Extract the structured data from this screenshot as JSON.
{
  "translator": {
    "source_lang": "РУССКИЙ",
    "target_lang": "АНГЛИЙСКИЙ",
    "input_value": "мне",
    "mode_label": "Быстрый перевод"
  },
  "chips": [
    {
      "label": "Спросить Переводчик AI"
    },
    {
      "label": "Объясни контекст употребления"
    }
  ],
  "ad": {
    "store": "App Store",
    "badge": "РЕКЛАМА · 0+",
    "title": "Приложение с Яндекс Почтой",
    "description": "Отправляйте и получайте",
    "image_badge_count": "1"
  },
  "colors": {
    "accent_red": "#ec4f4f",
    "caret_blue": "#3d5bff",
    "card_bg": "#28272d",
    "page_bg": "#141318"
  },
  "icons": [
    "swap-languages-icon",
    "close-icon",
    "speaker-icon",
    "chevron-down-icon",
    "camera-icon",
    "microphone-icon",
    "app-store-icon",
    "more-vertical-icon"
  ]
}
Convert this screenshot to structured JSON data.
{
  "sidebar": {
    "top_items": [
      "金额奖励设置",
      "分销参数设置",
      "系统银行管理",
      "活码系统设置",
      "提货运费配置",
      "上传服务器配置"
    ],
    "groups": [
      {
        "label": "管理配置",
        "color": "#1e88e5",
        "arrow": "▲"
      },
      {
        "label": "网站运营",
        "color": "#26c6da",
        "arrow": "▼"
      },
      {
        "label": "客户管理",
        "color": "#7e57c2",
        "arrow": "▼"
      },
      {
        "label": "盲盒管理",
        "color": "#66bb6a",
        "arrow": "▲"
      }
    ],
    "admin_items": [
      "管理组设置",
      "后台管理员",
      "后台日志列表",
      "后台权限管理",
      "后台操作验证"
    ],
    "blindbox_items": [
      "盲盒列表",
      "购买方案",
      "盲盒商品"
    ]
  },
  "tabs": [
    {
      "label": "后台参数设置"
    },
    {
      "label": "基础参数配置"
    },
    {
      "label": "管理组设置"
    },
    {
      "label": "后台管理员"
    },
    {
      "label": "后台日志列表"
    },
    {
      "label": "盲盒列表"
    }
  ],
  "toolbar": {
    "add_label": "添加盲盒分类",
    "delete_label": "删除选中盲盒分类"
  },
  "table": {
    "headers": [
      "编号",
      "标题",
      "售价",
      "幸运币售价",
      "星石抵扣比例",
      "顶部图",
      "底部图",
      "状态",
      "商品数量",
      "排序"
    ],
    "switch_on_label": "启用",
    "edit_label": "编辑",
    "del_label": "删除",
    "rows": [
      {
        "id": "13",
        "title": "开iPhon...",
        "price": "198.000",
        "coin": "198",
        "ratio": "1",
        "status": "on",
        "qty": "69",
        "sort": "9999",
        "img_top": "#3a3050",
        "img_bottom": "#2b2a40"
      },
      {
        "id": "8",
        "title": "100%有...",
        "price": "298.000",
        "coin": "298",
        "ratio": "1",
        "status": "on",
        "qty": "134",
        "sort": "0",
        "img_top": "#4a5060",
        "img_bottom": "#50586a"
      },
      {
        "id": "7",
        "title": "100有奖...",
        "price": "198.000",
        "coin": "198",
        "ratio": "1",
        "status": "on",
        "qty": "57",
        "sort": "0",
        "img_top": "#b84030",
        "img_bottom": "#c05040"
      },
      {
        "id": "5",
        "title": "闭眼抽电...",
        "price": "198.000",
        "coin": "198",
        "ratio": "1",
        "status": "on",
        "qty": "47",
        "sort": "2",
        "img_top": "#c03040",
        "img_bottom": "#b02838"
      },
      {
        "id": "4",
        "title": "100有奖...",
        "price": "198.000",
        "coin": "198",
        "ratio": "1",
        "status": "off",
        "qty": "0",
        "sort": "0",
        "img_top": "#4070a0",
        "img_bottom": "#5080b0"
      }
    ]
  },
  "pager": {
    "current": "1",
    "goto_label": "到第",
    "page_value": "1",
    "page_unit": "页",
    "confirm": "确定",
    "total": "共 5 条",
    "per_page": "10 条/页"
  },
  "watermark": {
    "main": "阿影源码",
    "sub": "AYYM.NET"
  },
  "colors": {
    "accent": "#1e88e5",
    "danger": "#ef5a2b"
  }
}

============================================================

**What this task involves**
Return the entries above exactly as they appear.

**The result**
Extract the structured data from this screenshot as JSON.
{
  "translator": {
    "source_lang": "РУССКИЙ",
    "target_lang": "АНГЛИЙСКИЙ",
    "input_value": "мне",
    "mode_label": "Быстрый перевод"
  },
  "chips": [
    {
      "label": "Спросить Переводчик AI"
    },
    {
      "label": "Объясни контекст употребления"
    }
  ],
  "ad": {
    "store": "App Store",
    "badge": "РЕКЛАМА · 0+",
    "title": "Приложение с Яндекс Почтой",
    "description": "Отправляйте и получайте",
    "image_badge_count": "1"
  },
  "colors": {
    "accent_red": "#ec4f4f",
    "caret_blue": "#3d5bff",
    "card_bg": "#28272d",
    "page_bg": "#141318"
  },
  "icons": [
    "swap-languages-icon",
    "close-icon",
    "speaker-icon",
    "chevron-down-icon",
    "camera-icon",
    "microphone-icon",
    "app-store-icon",
    "more-vertical-icon"
  ]
}
Convert this screenshot to structured JSON data.
{
  "sidebar": {
    "top_items": [
      "金额奖励设置",
      "分销参数设置",
      "系统银行管理",
      "活码系统设置",
      "提货运费配置",
      "上传服务器配置"
    ],
    "groups": [
      {
        "label": "管理配置",
        "color": "#1e88e5",
        "arrow": "▲"
      },
      {
        "label": "网站运营",
        "color": "#26c6da",
        "arrow": "▼"
      },
      {
        "label": "客户管理",
        "color": "#7e57c2",
        "arrow": "▼"
      },
      {
        "label": "盲盒管理",
        "color": "#66bb6a",
        "arrow": "▲"
      }
    ],
    "admin_items": [
      "管理组设置",
      "后台管理员",
      "后台日志列表",
      "后台权限管理",
      "后台操作验证"
    ],
    "blindbox_items": [
      "盲盒列表",
      "购买方案",
      "盲盒商品"
    ]
  },
  "tabs": [
    {
      "label": "后台参数设置"
    },
    {
      "label": "基础参数配置"
    },
    {
      "label": "管理组设置"
    },
    {
      "label": "后台管理员"
    },
    {
      "label": "后台日志列表"
    },
    {
      "label": "盲盒列表"
    }
  ],
  "toolbar": {
    "add_label": "添加盲盒分类",
    "delete_label": "删除选中盲盒分类"
  },
  "table": {
    "headers": [
      "编号",
      "标题",
      "售价",
      "幸运币售价",
      "星石抵扣比例",
      "顶部图",
      "底部图",
      "状态",
      "商品数量",
      "排序"
    ],
    "switch_on_label": "启用",
    "edit_label": "编辑",
    "del_label": "删除",
    "rows": [
      {
        "id": "13",
        "title": "开iPhon...",
        "price": "198.000",
        "coin": "198",
        "ratio": "1",
        "status": "on",
        "qty": "69",
        "sort": "9999",
        "img_top": "#3a3050",
        "img_bottom": "#2b2a40"
      },
      {
        "id": "8",
        "title": "100%有...",
        "price": "298.000",
        "coin": "298",
        "ratio": "1",
        "status": "on",
        "qty": "134",
        "sort": "0",
        "img_top": "#4a5060",
        "img_bottom": "#50586a"
      },
      {
        "id": "7",
        "title": "100有奖...",
        "price": "198.000",
        "coin": "198",
        "ratio": "1",
        "status": "on",
        "qty": "57",
        "sort": "0",
        "img_top": "#b84030",
        "img_bottom": "#c05040"
      },
      {
        "id": "5",
        "title": "闭眼抽电...",
        "price": "198.000",
        "coin": "198",
        "ratio": "1",
        "status": "on",
        "qty": "47",
        "sort": "2",
        "img_top": "#c03040",
        "img_bottom": "#b02838"
      },
      {
        "id": "4",
        "title": "100有奖...",
        "price": "198.000",
        "coin": "198",
        "ratio": "1",
        "status": "off",
        "qty": "0",
        "sort": "0",
        "img_top": "#4070a0",
        "img_bottom": "#5080b0"
      }
    ]
  },
  "pager": {
    "current": "1",
    "goto_label": "到第",
    "page_value": "1",
    "page_unit": "页",
    "confirm": "确定",
    "total": "共 5 条",
    "per_page": "10 条/页"
  },
  "watermark": {
    "main": "阿影源码",
    "sub": "AYYM.NET"
  },
  "colors": {
    "accent": "#1e88e5",
    "danger": "#ef5a2b"
  }
}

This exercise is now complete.